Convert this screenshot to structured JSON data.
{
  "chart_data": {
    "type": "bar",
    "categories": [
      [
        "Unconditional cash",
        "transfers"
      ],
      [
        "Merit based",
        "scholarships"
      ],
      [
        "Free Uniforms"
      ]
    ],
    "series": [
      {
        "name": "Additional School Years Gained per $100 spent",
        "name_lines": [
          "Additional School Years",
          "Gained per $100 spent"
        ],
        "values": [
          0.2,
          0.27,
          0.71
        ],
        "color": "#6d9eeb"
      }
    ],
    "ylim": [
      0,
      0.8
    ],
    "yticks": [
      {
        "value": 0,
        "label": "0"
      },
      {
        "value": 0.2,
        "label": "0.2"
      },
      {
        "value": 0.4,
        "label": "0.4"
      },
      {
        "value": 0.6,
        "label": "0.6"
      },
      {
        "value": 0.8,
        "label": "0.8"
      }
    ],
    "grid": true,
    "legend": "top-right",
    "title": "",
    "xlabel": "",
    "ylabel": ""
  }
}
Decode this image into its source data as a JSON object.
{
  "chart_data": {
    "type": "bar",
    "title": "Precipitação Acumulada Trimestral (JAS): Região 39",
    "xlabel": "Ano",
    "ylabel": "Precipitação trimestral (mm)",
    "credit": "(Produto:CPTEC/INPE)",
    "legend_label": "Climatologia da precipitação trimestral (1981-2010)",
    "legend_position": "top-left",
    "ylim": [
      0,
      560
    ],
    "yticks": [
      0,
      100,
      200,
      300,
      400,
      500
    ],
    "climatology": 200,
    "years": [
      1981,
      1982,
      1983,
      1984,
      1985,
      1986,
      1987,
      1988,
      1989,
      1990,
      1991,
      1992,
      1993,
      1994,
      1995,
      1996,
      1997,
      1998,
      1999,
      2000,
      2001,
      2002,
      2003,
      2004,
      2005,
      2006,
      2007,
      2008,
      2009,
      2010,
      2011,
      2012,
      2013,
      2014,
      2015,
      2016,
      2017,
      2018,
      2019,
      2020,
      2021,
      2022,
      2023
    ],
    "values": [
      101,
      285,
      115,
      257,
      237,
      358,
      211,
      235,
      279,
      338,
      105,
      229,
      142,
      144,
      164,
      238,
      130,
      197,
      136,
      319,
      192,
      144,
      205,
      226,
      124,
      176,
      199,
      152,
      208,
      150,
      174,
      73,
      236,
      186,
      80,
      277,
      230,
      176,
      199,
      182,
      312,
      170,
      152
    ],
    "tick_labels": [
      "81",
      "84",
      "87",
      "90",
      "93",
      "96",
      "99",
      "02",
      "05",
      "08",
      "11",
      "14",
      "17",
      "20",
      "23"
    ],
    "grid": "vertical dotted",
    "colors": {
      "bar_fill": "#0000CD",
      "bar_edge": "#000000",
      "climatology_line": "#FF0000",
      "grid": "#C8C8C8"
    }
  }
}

### What you will do
Reproduce all of the records exactly.

### Worked solution
Convert this screenshot to structured JSON data.
{
  "chart_data": {
    "type": "bar",
    "categories": [
      [
        "Unconditional cash",
        "transfers"
      ],
      [
        "Merit based",
        "scholarships"
      ],
      [
        "Free Uniforms"
      ]
    ],
    "series": [
      {
        "name": "Additional School Years Gained per $100 spent",
        "name_lines": [
          "Additional School Years",
          "Gained per $100 spent"
        ],
        "values": [
          0.2,
          0.27,
          0.71
        ],
        "color": "#6d9eeb"
      }
    ],
    "ylim": [
      0,
      0.8
    ],
    "yticks": [
      {
        "value": 0,
        "label": "0"
      },
      {
        "value": 0.2,
        "label": "0.2"
      },
      {
        "value": 0.4,
        "label": "0.4"
      },
      {
        "value": 0.6,
        "label": "0.6"
      },
      {
        "value": 0.8,
        "label": "0.8"
      }
    ],
    "grid": true,
    "legend": "top-right",
    "title": "",
    "xlabel": "",
    "ylabel": ""
  }
}
Decode this image into its source data as a JSON object.
{
  "chart_data": {
    "type": "bar",
    "title": "Precipitação Acumulada Trimestral (JAS): Região 39",
    "xlabel": "Ano",
    "ylabel": "Precipitação trimestral (mm)",
    "credit": "(Produto:CPTEC/INPE)",
    "legend_label": "Climatologia da precipitação trimestral (1981-2010)",
    "legend_position": "top-left",
    "ylim": [
      0,
      560
    ],
    "yticks": [
      0,
      100,
      200,
      300,
      400,
      500
    ],
    "climatology": 200,
    "years": [
      1981,
      1982,
      1983,
      1984,
      1985,
      1986,
      1987,
      1988,
      1989,
      1990,
      1991,
      1992,
      1993,
      1994,
      1995,
      1996,
      1997,
      1998,
      1999,
      2000,
      2001,
      2002,
      2003,
      2004,
      2005,
      2006,
      2007,
      2008,
      2009,
      2010,
      2011,
      2012,
      2013,
      2014,
      2015,
      2016,
      2017,
      2018,
      2019,
      2020,
      2021,
      2022,
      2023
    ],
    "values": [
      101,
      285,
      115,
      257,
      237,
      358,
      211,
      235,
      279,
      338,
      105,
      229,
      142,
      144,
      164,
      238,
      130,
      197,
      136,
      319,
      192,
      144,
      205,
      226,
      124,
      176,
      199,
      152,
      208,
      150,
      174,
      73,
      236,
      186,
      80,
      277,
      230,
      176,
      199,
      182,
      312,
      170,
      152
    ],
    "tick_labels": [
      "81",
      "84",
      "87",
      "90",
      "93",
      "96",
      "99",
      "02",
      "05",
      "08",
      "11",
      "14",
      "17",
      "20",
      "23"
    ],
    "grid": "vertical dotted",
    "colors": {
      "bar_fill": "#0000CD",
      "bar_edge": "#000000",
      "climatology_line": "#FF0000",
      "grid": "#C8C8C8"
    }
  }
}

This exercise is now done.